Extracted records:
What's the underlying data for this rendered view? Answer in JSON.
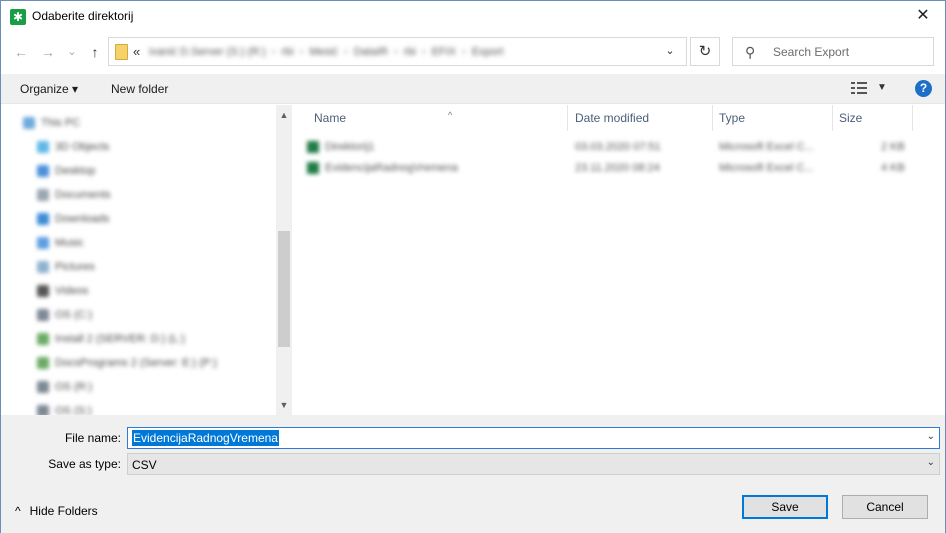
{
  "window": {
    "title": "Odaberite direktorij",
    "app_icon_glyph": "✱",
    "close_glyph": "✕"
  },
  "nav": {
    "back_glyph": "←",
    "forward_glyph": "→",
    "recent_glyph": "⌄",
    "up_glyph": "↑",
    "address_prefix": "«",
    "breadcrumbs": [
      "ivanić D.Server (S:) (R:)",
      "rbi",
      "Mesić",
      "DataIR",
      "rbi",
      "EFIX",
      "Export"
    ],
    "crumb_sep": "›",
    "address_dropdown_glyph": "⌄",
    "refresh_glyph": "↻",
    "search_placeholder": "Search Export",
    "search_glyph": "⚲"
  },
  "toolbar": {
    "organize_label": "Organize ▾",
    "new_folder_label": "New folder",
    "view_dropdown_glyph": "▼",
    "help_glyph": "?"
  },
  "sidebar": {
    "scroll_up_glyph": "▲",
    "scroll_down_glyph": "▼",
    "items": [
      {
        "label": "This PC",
        "color": "#6fa8dc"
      },
      {
        "label": "3D Objects",
        "color": "#5fb7e5"
      },
      {
        "label": "Desktop",
        "color": "#4a90d9"
      },
      {
        "label": "Documents",
        "color": "#9aa5b1"
      },
      {
        "label": "Downloads",
        "color": "#3d8bd8"
      },
      {
        "label": "Music",
        "color": "#5c9ee0"
      },
      {
        "label": "Pictures",
        "color": "#8fb1d0"
      },
      {
        "label": "Videos",
        "color": "#555555"
      },
      {
        "label": "OS (C:)",
        "color": "#7d8894"
      },
      {
        "label": "Install 2 (SERVER: D:) (L:)",
        "color": "#6aaa64"
      },
      {
        "label": "DocsPrograms 2 (Server: E:) (P:)",
        "color": "#6aaa64"
      },
      {
        "label": "OS (R:)",
        "color": "#7d8894"
      },
      {
        "label": "OS (S:)",
        "color": "#7d8894"
      }
    ]
  },
  "filelist": {
    "columns": [
      "Name",
      "Date modified",
      "Type",
      "Size"
    ],
    "sort_glyph": "^",
    "rows": [
      {
        "name": "Direktorij1",
        "date": "03.03.2020 07:51",
        "type": "Microsoft Excel C...",
        "size": "2 KB"
      },
      {
        "name": "EvidencijaRadnogVremena",
        "date": "23.11.2020 08:24",
        "type": "Microsoft Excel C...",
        "size": "4 KB"
      }
    ]
  },
  "bottom": {
    "file_name_label": "File name:",
    "file_name_value": "EvidencijaRadnogVremena",
    "save_type_label": "Save as type:",
    "save_type_value": "CSV",
    "dropdown_glyph": "⌄",
    "hide_folders_glyph": "^",
    "hide_folders_label": "Hide Folders",
    "save_label": "Save",
    "cancel_label": "Cancel"
  }
}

Exercise:
Only lines with "Export" are wanted here; list each of them.

Output of the exercise:
      "Export"
    "search_placeholder": "Search Export",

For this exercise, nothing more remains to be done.